## Reading text

The passenger transport executives in the other conurbations have not done quite so well, but their costs are still much lower than London Transport's—by nearly £100 million a year for the number of bus miles run by London Transport. That is equivalent to half the extra revenue they will obtain from the recent fares increase. Of course I accept that London is different and that traffic congestion is much worse, and although the noble Lord, Lord Pitt, does not think so, the fact remains that fares would not be at their present level if costs had not gone up so much. One cannot simply ignore the whole point about what it costs. The policy of the present GLC administration would have made matters still worse, by running more bus miles and taking on more staff. Their policy would have cost an extra—I repeat, "extra"—£250 million this year. But there was no attempt to see how the money could be used to improve efficiency. For example, London Transport has said that to install automatic fare collection machinery would save substantial numbers of staff, but that was not part of the policy. London Transport have for many years tried without success to introduce one-man operation of tube trains.

My noble friend Lord Mottistone, the noble Lord, Lord Tordoff, and others—though not the noble Lord, Lord Underhill—pointed out what I must repeat tonight; namely, that the problems of London Transport are like so much of our industry: change has been resisted for too long. I do not underrate the human problems involved; and it is not only the fault of the people who work for London Transport. These problems cannot be solved overnight. But it is totally misleading to pretend that they are all due to the wording of an Act of Parliament and that all we have to do is change the words and all will be well again.

I understand the desire of the noble Lord, Lord Underhill, to see the legitimacy of subsidy payments placed beyond doubt. I have said that the existing law allows a reasonable amount of subsidy, and the noble Lord asks, "How much is reasonable?" But that is not a problem. It has never been a problem in the past with reasonable people. The GLC is pretending that the Lords' judgment requires London Transport to break even next year. It pretends that the only choice is between its policy of doubling the amount of subsidy at the expense of the ratepayers on the one hand and no subsidy at all on the other. No other previous GLC administration took that view. No other previous GLC administration ever had to be challenged on this point. The House of Lords' judgment has not changed the law. It has not said that the subsidies given by previous administrations were unlawful. I repeat, because it must be fully understood, that the real responsibility for the present situation lies fairly, squarely, and solely with the present GLC administration.

I am not going to rise to any bait about becoming involved in the politics of the matter. The noble Lord, Lord Tordoff, and I think the noble Lord, Lord Pitt of Hampstead, and certainly the noble Baroness, Lady Denington, stressed that we should not allow politics to become part of the issue. Would that that were so. Would indeed that politics did not come into it at all; and certainly I am not going to make an issue of that tonight. But the fact is that there are those who would say that the behaviour of the present GLC administration over its fares increase has been the behaviour of people who are not concerned to take the problems as seriously as we are taking them tonight, but are simply using them—and indeed they have said so—to mount political campaigns. But I shall say no more about that now, much though I am tempted to do so.

I am sure that the majority of people must feel that these politicians should stop campaigning and drop their slogans; let us get together to find a solution to the problems. My right honourable friend the Secretary of State has had recent meetings with Mr. Livingstone, Sir Peter Masefield, the chairman of London Transport, and the unions representing London Transport workers. He has asked the GLC to consider whether the £250 million which London Transport is now receiving in subsidies is being spent wisely and whether Londoners are getting proper value from it. He has asked them to examine carefully how Londoners can get better bus and tube services with the resources likely to be available.

## Dataset section
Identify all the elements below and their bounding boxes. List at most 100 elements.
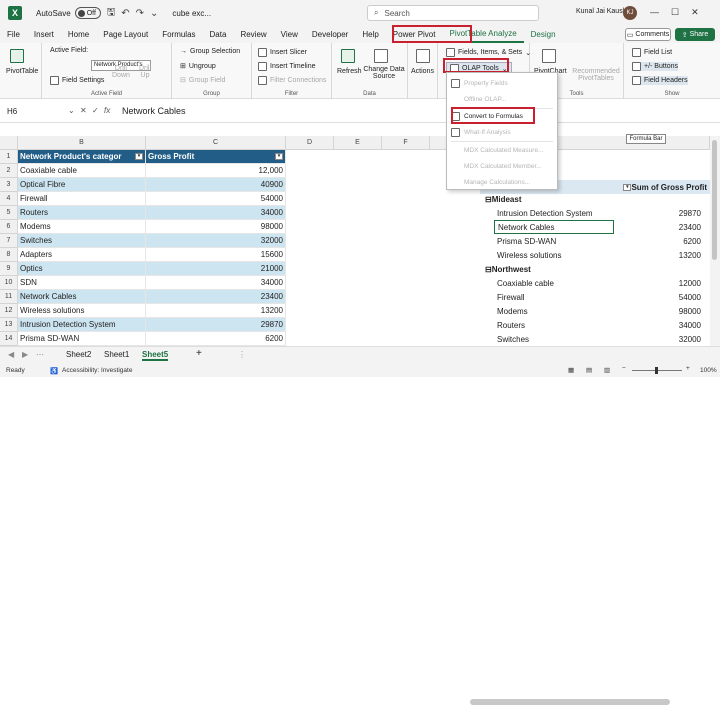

## Written request
Can you rewrite the paragraph in the London Transport speech that begins "I understand the desire of the noble Lord" as a brief list of its main points?

## Result for this task
- Lord Underhill wants the legitimacy of subsidy payments placed beyond doubt and asks how much subsidy is reasonable.
- The existing law allows a reasonable amount of subsidy. That has never been a problem in the past with reasonable people.
- The GLC pretends that the Lords' judgment requires London Transport to break even next year. It also pretends that the only choice is between its policy of doubling the subsidy at ratepayers' expense and no subsidy at all.
- No previous GLC administration took that view or ever had to be challenged on this point.
- The House of Lords' judgment has not changed the law or declared earlier administrations' subsidies unlawful.
- Responsibility for the present situation lies solely with the present GLC administration.